**What is expected:** Please return everything from the start of the entries below down to the line containing "x-tick-label: 6 bbox=[370, 422, 379, 440]", including both ends, copied verbatim.

**Dataset:**
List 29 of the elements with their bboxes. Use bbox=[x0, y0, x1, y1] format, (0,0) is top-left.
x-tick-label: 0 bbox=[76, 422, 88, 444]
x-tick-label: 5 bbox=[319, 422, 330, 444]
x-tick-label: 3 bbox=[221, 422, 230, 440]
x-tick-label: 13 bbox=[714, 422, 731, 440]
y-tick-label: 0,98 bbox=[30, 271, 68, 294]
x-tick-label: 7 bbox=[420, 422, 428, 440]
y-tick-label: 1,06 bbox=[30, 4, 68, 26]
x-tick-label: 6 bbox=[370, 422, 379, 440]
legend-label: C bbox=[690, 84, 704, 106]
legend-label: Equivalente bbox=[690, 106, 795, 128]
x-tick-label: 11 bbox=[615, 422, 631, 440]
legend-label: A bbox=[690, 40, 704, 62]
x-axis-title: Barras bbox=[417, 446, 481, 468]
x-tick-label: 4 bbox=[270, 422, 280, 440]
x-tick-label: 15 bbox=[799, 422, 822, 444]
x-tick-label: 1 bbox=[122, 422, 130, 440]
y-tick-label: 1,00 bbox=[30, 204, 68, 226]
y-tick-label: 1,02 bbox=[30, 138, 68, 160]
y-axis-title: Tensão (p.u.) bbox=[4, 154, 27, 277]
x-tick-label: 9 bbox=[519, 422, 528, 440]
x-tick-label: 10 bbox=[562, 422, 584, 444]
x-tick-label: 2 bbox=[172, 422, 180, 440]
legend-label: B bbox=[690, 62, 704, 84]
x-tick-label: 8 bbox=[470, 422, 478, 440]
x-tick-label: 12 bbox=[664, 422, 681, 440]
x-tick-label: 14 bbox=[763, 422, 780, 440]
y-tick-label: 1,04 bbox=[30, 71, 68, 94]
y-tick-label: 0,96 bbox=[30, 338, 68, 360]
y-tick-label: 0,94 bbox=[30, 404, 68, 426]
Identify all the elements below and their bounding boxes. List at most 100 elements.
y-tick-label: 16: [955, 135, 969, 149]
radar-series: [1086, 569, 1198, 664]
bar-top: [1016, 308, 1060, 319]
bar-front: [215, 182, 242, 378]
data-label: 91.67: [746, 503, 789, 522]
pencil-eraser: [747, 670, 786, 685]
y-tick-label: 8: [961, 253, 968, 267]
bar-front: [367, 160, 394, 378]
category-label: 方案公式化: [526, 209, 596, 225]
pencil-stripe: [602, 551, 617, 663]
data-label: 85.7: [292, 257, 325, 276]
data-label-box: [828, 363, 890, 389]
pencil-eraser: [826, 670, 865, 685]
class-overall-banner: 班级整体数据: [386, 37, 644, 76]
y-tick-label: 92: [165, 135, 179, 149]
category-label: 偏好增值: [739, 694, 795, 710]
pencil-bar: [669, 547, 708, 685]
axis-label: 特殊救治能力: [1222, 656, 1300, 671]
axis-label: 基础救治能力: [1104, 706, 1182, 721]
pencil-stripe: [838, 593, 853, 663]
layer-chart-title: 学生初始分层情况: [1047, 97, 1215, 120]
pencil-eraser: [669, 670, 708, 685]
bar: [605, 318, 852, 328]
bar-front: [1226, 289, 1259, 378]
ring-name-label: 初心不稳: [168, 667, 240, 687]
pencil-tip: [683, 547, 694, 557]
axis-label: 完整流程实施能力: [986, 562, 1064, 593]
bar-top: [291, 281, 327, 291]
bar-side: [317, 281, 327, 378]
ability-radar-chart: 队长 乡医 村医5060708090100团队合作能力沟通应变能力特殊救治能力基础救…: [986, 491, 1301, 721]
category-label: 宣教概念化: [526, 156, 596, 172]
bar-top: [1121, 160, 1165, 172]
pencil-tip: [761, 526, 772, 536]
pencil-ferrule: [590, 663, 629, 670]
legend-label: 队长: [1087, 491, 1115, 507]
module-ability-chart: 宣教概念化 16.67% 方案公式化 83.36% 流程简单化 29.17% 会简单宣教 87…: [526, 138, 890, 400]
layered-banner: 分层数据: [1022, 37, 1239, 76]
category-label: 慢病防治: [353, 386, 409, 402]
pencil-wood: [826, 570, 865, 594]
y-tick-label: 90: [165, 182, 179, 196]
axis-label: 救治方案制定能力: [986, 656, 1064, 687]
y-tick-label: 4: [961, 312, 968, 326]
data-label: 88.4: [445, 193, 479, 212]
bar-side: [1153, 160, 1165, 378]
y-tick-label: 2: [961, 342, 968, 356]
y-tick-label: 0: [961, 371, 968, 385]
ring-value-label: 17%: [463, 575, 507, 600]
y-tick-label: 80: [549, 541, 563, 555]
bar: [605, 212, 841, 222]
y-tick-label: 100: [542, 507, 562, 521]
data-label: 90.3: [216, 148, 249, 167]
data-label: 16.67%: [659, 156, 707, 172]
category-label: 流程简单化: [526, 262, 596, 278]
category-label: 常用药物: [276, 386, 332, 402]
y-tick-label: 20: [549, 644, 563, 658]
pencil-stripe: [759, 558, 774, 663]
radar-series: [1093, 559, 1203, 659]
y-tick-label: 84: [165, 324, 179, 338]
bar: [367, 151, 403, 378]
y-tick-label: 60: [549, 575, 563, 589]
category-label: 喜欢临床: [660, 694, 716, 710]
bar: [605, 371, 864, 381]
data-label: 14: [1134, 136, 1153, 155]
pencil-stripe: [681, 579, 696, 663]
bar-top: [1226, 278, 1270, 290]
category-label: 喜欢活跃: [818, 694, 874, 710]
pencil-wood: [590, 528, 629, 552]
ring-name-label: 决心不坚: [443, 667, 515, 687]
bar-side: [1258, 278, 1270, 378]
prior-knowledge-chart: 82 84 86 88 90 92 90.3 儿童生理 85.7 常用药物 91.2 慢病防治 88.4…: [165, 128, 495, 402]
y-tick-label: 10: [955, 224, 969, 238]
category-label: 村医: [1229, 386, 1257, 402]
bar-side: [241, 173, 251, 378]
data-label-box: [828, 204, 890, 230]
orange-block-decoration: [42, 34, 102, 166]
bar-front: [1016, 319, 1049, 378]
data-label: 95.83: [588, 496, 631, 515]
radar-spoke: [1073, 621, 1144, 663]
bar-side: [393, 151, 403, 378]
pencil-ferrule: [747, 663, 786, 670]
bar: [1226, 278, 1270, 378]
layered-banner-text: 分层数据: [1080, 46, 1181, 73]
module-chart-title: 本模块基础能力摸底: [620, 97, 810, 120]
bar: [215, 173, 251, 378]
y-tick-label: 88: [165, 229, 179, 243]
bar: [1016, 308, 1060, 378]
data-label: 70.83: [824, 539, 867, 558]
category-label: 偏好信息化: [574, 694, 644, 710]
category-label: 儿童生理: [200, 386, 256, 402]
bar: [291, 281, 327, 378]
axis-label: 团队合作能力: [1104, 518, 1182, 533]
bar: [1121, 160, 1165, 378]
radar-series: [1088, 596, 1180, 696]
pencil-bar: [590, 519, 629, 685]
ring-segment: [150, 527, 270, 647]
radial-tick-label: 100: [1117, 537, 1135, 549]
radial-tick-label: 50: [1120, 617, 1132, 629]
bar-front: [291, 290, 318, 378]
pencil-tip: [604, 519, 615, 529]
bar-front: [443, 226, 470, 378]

**In response:**
List 29 of the elements with their bboxes. Use bbox=[x0, y0, x1, y1] format, (0,0) is top-left.
x-tick-label: 0 bbox=[76, 422, 88, 444]
x-tick-label: 5 bbox=[319, 422, 330, 444]
x-tick-label: 3 bbox=[221, 422, 230, 440]
x-tick-label: 13 bbox=[714, 422, 731, 440]
y-tick-label: 0,98 bbox=[30, 271, 68, 294]
x-tick-label: 7 bbox=[420, 422, 428, 440]
y-tick-label: 1,06 bbox=[30, 4, 68, 26]
x-tick-label: 6 bbox=[370, 422, 379, 440]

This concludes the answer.